- **ARTICLE**:
______________________________
Key Concepts and Formulas

• Maclaurin Series for $e^x$ and $e^{-x}$:
  • $e^x = \sum_{k=0}^\infty \frac{x^k}{k!} = 1 + x + \frac{x^2}{2!} + \frac{x^3}{3!} + \dots$
  • $e^{-x} = \sum_{k=0}^\infty \frac{(-x)^k}{k!} = 1 - x + \frac{x^2}{2!} - \frac{x^3}{3!} + \dots$
• Sum and Difference of $e$ and $e^{-1}$:
  • $e + e^{-1} = 2 \sum_{k=0}^\infty \frac{1}{(2k)!} = 2 \left(1 + \frac{1}{2!} + \frac{1}{4!} + \dots\right)$
  • $e - e^{-1} = 2 \sum_{k=0}^\infty \frac{1}{(2k+1)!} = 2 \left(1 + \frac{1}{3!} + \frac{1}{5!} + \dots\right)$
• Manipulation of Series Terms: Expressing a polynomial in the numerator in terms of falling factorials (e.g., $r(r-1)$, $r$) allows for simplification when divided by $r!$.
______________________________
- **TASKS TO COMPLETE**:
A. Answer these questions from the key concepts list, one per line:
(i) What is the sign of the $\frac{x^3}{3!}$ term in the series for $e^{-x}$?
(ii) Which factorials appear in the denominators of the series for $e - e^{-1}$?
(iii) Which two falling factorials does the key concepts list give as examples?
B. Reproduce the stretch of the key concepts list from "Key Concepts and" through "divided by $r!$." word for word.
______________________________
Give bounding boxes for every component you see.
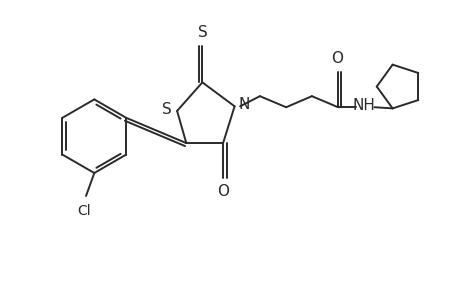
Text: NH: NH <box>352 98 375 113</box>
Text: Cl: Cl <box>77 204 90 218</box>
Text: S: S <box>162 103 171 118</box>
Text: N: N <box>238 98 249 112</box>
Text: S: S <box>197 25 207 40</box>
Text: O: O <box>217 184 229 199</box>
Text: O: O <box>330 51 342 66</box>
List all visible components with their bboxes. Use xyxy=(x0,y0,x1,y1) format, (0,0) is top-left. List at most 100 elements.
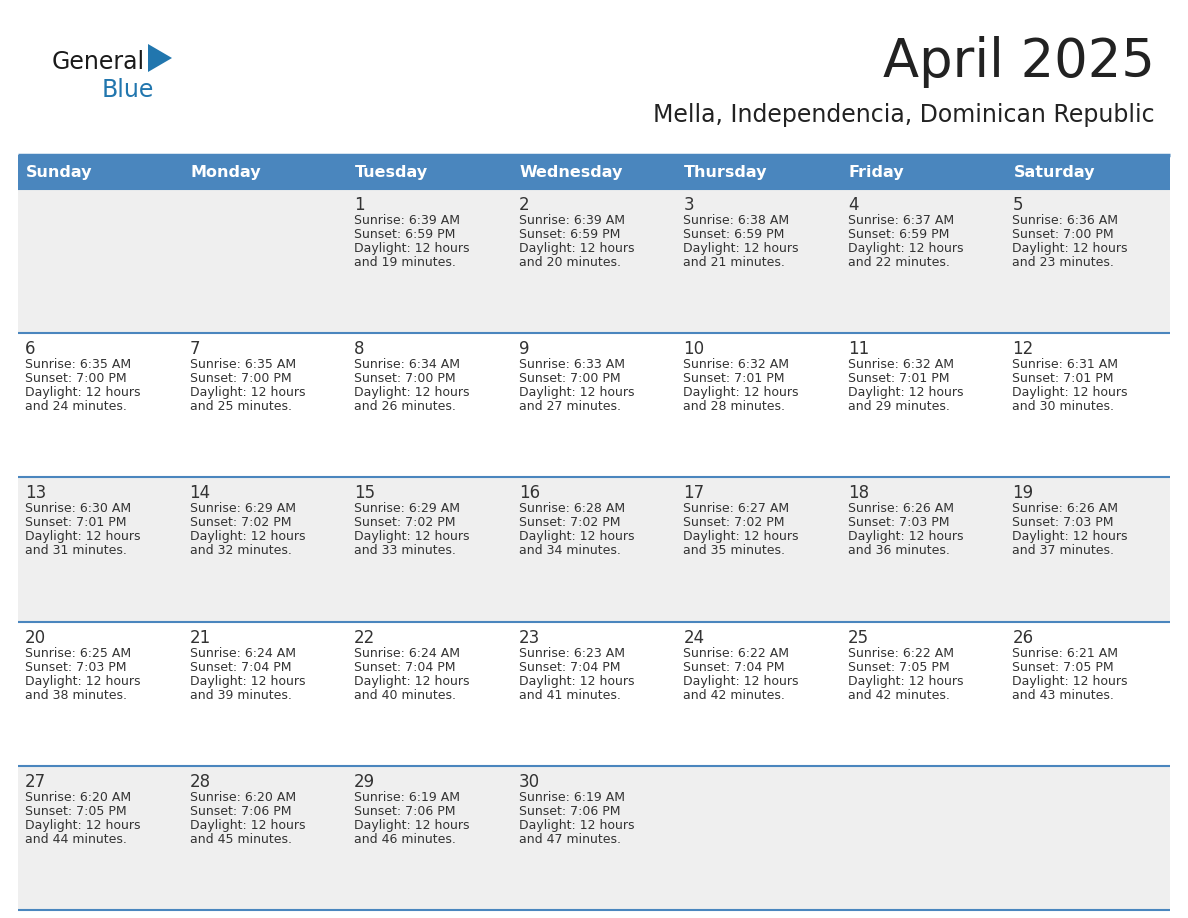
Text: Daylight: 12 hours: Daylight: 12 hours xyxy=(1012,531,1127,543)
Text: Daylight: 12 hours: Daylight: 12 hours xyxy=(25,386,140,399)
Text: and 29 minutes.: and 29 minutes. xyxy=(848,400,949,413)
Text: Friday: Friday xyxy=(849,164,904,180)
Text: Sunset: 7:05 PM: Sunset: 7:05 PM xyxy=(1012,661,1114,674)
Text: Monday: Monday xyxy=(190,164,261,180)
Text: and 41 minutes.: and 41 minutes. xyxy=(519,688,620,701)
Text: Sunrise: 6:19 AM: Sunrise: 6:19 AM xyxy=(354,790,460,804)
Text: Sunset: 7:02 PM: Sunset: 7:02 PM xyxy=(354,517,456,530)
Text: Sunrise: 6:27 AM: Sunrise: 6:27 AM xyxy=(683,502,789,515)
Text: Tuesday: Tuesday xyxy=(355,164,428,180)
Text: and 30 minutes.: and 30 minutes. xyxy=(1012,400,1114,413)
Text: and 24 minutes.: and 24 minutes. xyxy=(25,400,127,413)
Text: Sunset: 6:59 PM: Sunset: 6:59 PM xyxy=(519,228,620,241)
Bar xyxy=(18,477,1170,621)
Text: Daylight: 12 hours: Daylight: 12 hours xyxy=(354,242,469,255)
Text: and 25 minutes.: and 25 minutes. xyxy=(190,400,291,413)
Text: 9: 9 xyxy=(519,341,529,358)
Text: Sunrise: 6:28 AM: Sunrise: 6:28 AM xyxy=(519,502,625,515)
Text: Daylight: 12 hours: Daylight: 12 hours xyxy=(848,386,963,399)
Text: Sunset: 7:00 PM: Sunset: 7:00 PM xyxy=(25,372,127,386)
Text: 10: 10 xyxy=(683,341,704,358)
Text: Sunset: 7:02 PM: Sunset: 7:02 PM xyxy=(519,517,620,530)
Text: Sunset: 7:01 PM: Sunset: 7:01 PM xyxy=(683,372,785,386)
Text: Daylight: 12 hours: Daylight: 12 hours xyxy=(354,675,469,688)
Bar xyxy=(18,766,1170,910)
Text: Sunrise: 6:30 AM: Sunrise: 6:30 AM xyxy=(25,502,131,515)
Text: and 32 minutes.: and 32 minutes. xyxy=(190,544,291,557)
Text: 24: 24 xyxy=(683,629,704,646)
Text: Sunset: 7:04 PM: Sunset: 7:04 PM xyxy=(190,661,291,674)
Text: and 33 minutes.: and 33 minutes. xyxy=(354,544,456,557)
Text: Daylight: 12 hours: Daylight: 12 hours xyxy=(683,242,798,255)
Text: Sunset: 6:59 PM: Sunset: 6:59 PM xyxy=(354,228,455,241)
Text: 15: 15 xyxy=(354,485,375,502)
Text: Sunset: 7:00 PM: Sunset: 7:00 PM xyxy=(519,372,620,386)
Text: 30: 30 xyxy=(519,773,539,790)
Text: Sunset: 7:01 PM: Sunset: 7:01 PM xyxy=(25,517,126,530)
Text: Sunset: 7:04 PM: Sunset: 7:04 PM xyxy=(354,661,456,674)
Text: Sunrise: 6:34 AM: Sunrise: 6:34 AM xyxy=(354,358,460,371)
Text: 28: 28 xyxy=(190,773,210,790)
Text: and 26 minutes.: and 26 minutes. xyxy=(354,400,456,413)
Text: and 45 minutes.: and 45 minutes. xyxy=(190,833,291,845)
Text: 19: 19 xyxy=(1012,485,1034,502)
Text: 20: 20 xyxy=(25,629,46,646)
Text: Daylight: 12 hours: Daylight: 12 hours xyxy=(190,386,305,399)
Text: Sunrise: 6:21 AM: Sunrise: 6:21 AM xyxy=(1012,646,1118,660)
Text: Sunrise: 6:23 AM: Sunrise: 6:23 AM xyxy=(519,646,625,660)
Bar xyxy=(676,155,841,189)
Text: Daylight: 12 hours: Daylight: 12 hours xyxy=(354,531,469,543)
Text: Daylight: 12 hours: Daylight: 12 hours xyxy=(1012,242,1127,255)
Bar xyxy=(183,155,347,189)
Text: 6: 6 xyxy=(25,341,36,358)
Text: Sunset: 7:00 PM: Sunset: 7:00 PM xyxy=(354,372,456,386)
Text: Daylight: 12 hours: Daylight: 12 hours xyxy=(848,675,963,688)
Text: Sunrise: 6:29 AM: Sunrise: 6:29 AM xyxy=(190,502,296,515)
Text: Sunrise: 6:32 AM: Sunrise: 6:32 AM xyxy=(848,358,954,371)
Text: 8: 8 xyxy=(354,341,365,358)
Text: Sunrise: 6:25 AM: Sunrise: 6:25 AM xyxy=(25,646,131,660)
Text: 7: 7 xyxy=(190,341,200,358)
Text: 27: 27 xyxy=(25,773,46,790)
Text: Sunrise: 6:24 AM: Sunrise: 6:24 AM xyxy=(190,646,296,660)
Text: Daylight: 12 hours: Daylight: 12 hours xyxy=(354,386,469,399)
Text: Sunrise: 6:29 AM: Sunrise: 6:29 AM xyxy=(354,502,460,515)
Text: and 34 minutes.: and 34 minutes. xyxy=(519,544,620,557)
Text: April 2025: April 2025 xyxy=(883,36,1155,88)
Text: Sunset: 7:06 PM: Sunset: 7:06 PM xyxy=(190,805,291,818)
Text: 3: 3 xyxy=(683,196,694,214)
Text: Sunrise: 6:24 AM: Sunrise: 6:24 AM xyxy=(354,646,460,660)
Text: 2: 2 xyxy=(519,196,530,214)
Text: and 37 minutes.: and 37 minutes. xyxy=(1012,544,1114,557)
Text: Daylight: 12 hours: Daylight: 12 hours xyxy=(519,819,634,832)
Text: Daylight: 12 hours: Daylight: 12 hours xyxy=(25,531,140,543)
Text: Sunset: 7:00 PM: Sunset: 7:00 PM xyxy=(190,372,291,386)
Text: and 31 minutes.: and 31 minutes. xyxy=(25,544,127,557)
Text: Sunset: 7:03 PM: Sunset: 7:03 PM xyxy=(848,517,949,530)
Text: Wednesday: Wednesday xyxy=(519,164,623,180)
Text: Sunset: 7:01 PM: Sunset: 7:01 PM xyxy=(1012,372,1114,386)
Text: Daylight: 12 hours: Daylight: 12 hours xyxy=(683,531,798,543)
Text: Sunrise: 6:35 AM: Sunrise: 6:35 AM xyxy=(25,358,131,371)
Bar xyxy=(841,155,1005,189)
Text: Sunset: 7:00 PM: Sunset: 7:00 PM xyxy=(1012,228,1114,241)
Text: Sunset: 7:05 PM: Sunset: 7:05 PM xyxy=(25,805,127,818)
Text: Sunset: 7:06 PM: Sunset: 7:06 PM xyxy=(519,805,620,818)
Text: 25: 25 xyxy=(848,629,868,646)
Text: Daylight: 12 hours: Daylight: 12 hours xyxy=(1012,386,1127,399)
Text: Sunrise: 6:26 AM: Sunrise: 6:26 AM xyxy=(848,502,954,515)
Text: Sunrise: 6:35 AM: Sunrise: 6:35 AM xyxy=(190,358,296,371)
Bar xyxy=(18,189,1170,333)
Text: Sunrise: 6:37 AM: Sunrise: 6:37 AM xyxy=(848,214,954,227)
Text: 21: 21 xyxy=(190,629,210,646)
Text: and 44 minutes.: and 44 minutes. xyxy=(25,833,127,845)
Text: and 43 minutes.: and 43 minutes. xyxy=(1012,688,1114,701)
Text: Daylight: 12 hours: Daylight: 12 hours xyxy=(848,531,963,543)
Text: and 20 minutes.: and 20 minutes. xyxy=(519,256,620,269)
Bar xyxy=(18,333,1170,477)
Text: Sunset: 7:03 PM: Sunset: 7:03 PM xyxy=(1012,517,1114,530)
Text: 26: 26 xyxy=(1012,629,1034,646)
Text: 5: 5 xyxy=(1012,196,1023,214)
Text: Daylight: 12 hours: Daylight: 12 hours xyxy=(848,242,963,255)
Text: Sunrise: 6:39 AM: Sunrise: 6:39 AM xyxy=(519,214,625,227)
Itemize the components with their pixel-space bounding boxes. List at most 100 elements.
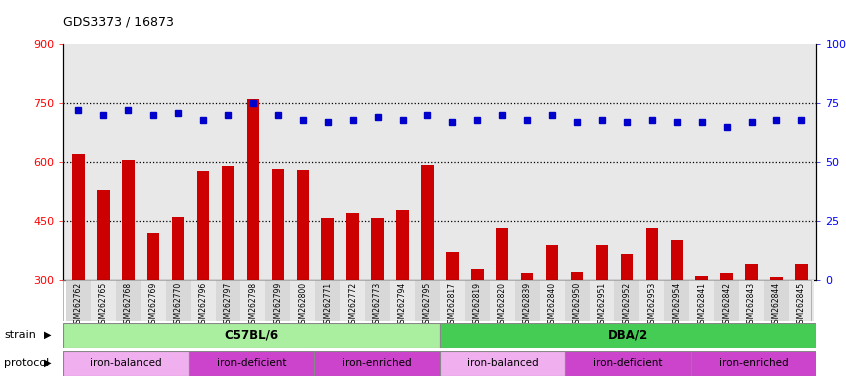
______________________________
- **OUTPUTS BY TASK**:
A.
(i) Negative: $-\frac{x^3}{3!}$.
(ii) The odd factorials, $(2k+1)!$: $1!, 3!, 5!, \dots$
(iii) $r(r-1)$ and $r$.

B.
Key Concepts and Formulas

• Maclaurin Series for $e^x$ and $e^{-x}$:
  • $e^x = \sum_{k=0}^\infty \frac{x^k}{k!} = 1 + x + \frac{x^2}{2!} + \frac{x^3}{3!} + \dots$
  • $e^{-x} = \sum_{k=0}^\infty \frac{(-x)^k}{k!} = 1 - x + \frac{x^2}{2!} - \frac{x^3}{3!} + \dots$
• Sum and Difference of $e$ and $e^{-1}$:
  • $e + e^{-1} = 2 \sum_{k=0}^\infty \frac{1}{(2k)!} = 2 \left(1 + \frac{1}{2!} + \frac{1}{4!} + \dots\right)$
  • $e - e^{-1} = 2 \sum_{k=0}^\infty \frac{1}{(2k+1)!} = 2 \left(1 + \frac{1}{3!} + \frac{1}{5!} + \dots\right)$
• Manipulation of Series Terms: Expressing a polynomial in the numerator in terms of falling factorials (e.g., $r(r-1)$, $r$) allows for simplification when divided by $r!$.